TASK BRIEF = Records follow. Select each line holding "Method".
####################
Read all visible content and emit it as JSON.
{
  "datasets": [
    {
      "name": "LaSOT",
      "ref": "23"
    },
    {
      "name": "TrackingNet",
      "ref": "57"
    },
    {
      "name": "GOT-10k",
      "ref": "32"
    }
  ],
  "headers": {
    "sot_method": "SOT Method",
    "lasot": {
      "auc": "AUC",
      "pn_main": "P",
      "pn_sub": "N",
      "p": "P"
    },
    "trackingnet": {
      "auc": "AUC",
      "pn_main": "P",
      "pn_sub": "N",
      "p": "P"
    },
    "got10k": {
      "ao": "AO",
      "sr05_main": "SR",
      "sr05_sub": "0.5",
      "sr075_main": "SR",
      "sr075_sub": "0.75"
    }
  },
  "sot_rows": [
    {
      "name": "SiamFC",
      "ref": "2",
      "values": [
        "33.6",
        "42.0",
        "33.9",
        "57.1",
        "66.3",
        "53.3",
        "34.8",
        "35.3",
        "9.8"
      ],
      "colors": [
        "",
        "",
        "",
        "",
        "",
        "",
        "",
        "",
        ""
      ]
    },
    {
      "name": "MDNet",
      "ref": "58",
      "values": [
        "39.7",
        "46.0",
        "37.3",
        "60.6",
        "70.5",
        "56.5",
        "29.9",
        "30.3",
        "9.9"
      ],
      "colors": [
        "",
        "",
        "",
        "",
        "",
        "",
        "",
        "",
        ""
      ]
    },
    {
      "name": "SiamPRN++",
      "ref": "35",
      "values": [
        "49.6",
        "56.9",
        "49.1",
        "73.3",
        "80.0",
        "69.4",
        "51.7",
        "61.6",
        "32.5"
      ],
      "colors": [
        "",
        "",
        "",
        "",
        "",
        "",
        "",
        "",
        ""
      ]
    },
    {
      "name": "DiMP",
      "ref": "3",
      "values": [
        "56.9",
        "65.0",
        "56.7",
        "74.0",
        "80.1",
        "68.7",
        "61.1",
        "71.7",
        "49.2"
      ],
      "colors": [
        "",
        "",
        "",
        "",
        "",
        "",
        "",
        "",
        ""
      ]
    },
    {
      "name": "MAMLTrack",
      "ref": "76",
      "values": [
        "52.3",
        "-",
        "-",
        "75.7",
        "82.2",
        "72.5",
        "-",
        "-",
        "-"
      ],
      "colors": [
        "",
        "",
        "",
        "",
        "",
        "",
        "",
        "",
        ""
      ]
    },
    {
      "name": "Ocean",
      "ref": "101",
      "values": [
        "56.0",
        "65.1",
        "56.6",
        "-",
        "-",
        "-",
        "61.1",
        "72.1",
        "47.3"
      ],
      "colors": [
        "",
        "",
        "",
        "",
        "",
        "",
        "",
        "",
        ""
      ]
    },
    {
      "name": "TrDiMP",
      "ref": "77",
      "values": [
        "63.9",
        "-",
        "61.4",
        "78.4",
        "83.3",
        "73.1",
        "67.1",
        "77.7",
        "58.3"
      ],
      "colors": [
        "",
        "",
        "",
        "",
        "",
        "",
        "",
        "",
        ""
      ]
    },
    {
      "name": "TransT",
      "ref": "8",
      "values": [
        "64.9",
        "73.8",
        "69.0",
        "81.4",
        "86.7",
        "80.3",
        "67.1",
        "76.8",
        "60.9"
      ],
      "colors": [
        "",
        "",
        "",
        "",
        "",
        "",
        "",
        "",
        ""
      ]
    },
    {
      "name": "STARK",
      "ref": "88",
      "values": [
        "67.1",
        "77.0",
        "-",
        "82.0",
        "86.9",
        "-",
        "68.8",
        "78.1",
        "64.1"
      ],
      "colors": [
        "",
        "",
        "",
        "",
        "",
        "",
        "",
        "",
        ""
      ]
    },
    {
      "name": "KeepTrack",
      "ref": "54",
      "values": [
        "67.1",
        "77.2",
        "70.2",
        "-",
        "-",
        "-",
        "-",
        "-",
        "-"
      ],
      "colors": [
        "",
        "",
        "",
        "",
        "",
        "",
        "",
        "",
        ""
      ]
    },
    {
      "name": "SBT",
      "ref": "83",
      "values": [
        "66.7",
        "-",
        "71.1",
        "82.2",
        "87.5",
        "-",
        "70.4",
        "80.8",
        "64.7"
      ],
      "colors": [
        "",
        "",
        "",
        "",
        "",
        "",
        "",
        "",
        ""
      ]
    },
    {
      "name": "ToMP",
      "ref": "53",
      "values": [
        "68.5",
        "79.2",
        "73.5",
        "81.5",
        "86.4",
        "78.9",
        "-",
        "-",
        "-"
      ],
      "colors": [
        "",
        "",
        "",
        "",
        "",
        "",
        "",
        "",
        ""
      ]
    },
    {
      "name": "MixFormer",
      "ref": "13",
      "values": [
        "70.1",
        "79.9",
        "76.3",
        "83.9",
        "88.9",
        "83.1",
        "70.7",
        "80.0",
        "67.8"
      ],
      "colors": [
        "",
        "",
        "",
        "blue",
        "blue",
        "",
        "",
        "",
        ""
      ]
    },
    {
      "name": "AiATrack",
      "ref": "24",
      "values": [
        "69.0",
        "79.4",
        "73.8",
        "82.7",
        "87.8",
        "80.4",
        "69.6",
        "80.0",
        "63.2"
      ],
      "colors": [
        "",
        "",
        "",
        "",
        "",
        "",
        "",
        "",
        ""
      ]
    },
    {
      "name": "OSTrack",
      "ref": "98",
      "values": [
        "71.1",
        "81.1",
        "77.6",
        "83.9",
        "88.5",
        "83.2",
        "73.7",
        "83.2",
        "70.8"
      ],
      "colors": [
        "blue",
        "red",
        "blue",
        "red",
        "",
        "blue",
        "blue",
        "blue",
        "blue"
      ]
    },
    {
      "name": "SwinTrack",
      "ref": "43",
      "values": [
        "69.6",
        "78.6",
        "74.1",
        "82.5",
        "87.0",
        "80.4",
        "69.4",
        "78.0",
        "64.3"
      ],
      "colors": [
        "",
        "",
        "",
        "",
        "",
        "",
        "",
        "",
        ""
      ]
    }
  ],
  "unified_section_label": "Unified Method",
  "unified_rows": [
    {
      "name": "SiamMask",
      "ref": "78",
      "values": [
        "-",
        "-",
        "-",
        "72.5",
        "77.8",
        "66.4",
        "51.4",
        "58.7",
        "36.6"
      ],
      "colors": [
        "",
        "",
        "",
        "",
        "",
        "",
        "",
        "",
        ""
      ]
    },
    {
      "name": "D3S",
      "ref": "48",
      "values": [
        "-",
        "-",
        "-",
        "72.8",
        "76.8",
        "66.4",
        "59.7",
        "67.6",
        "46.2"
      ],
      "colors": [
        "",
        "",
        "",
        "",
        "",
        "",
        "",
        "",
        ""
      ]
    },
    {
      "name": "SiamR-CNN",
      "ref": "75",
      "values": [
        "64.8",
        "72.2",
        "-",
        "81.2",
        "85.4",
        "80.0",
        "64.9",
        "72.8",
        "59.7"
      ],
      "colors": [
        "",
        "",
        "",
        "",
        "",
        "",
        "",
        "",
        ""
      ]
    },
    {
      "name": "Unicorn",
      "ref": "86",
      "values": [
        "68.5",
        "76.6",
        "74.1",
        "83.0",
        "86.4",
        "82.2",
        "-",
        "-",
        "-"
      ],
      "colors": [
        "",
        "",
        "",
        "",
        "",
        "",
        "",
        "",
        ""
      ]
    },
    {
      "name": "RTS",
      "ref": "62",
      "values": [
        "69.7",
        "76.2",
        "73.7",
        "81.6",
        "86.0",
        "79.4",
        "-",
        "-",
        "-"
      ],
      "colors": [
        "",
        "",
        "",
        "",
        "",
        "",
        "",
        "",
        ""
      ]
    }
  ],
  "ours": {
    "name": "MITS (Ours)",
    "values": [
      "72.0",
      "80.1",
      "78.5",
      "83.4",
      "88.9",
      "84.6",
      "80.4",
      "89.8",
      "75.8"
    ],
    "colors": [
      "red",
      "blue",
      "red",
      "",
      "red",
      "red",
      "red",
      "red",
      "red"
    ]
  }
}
####################
RESULT =
    "sot_method": "SOT Method",
  "unified_section_label": "Unified Method",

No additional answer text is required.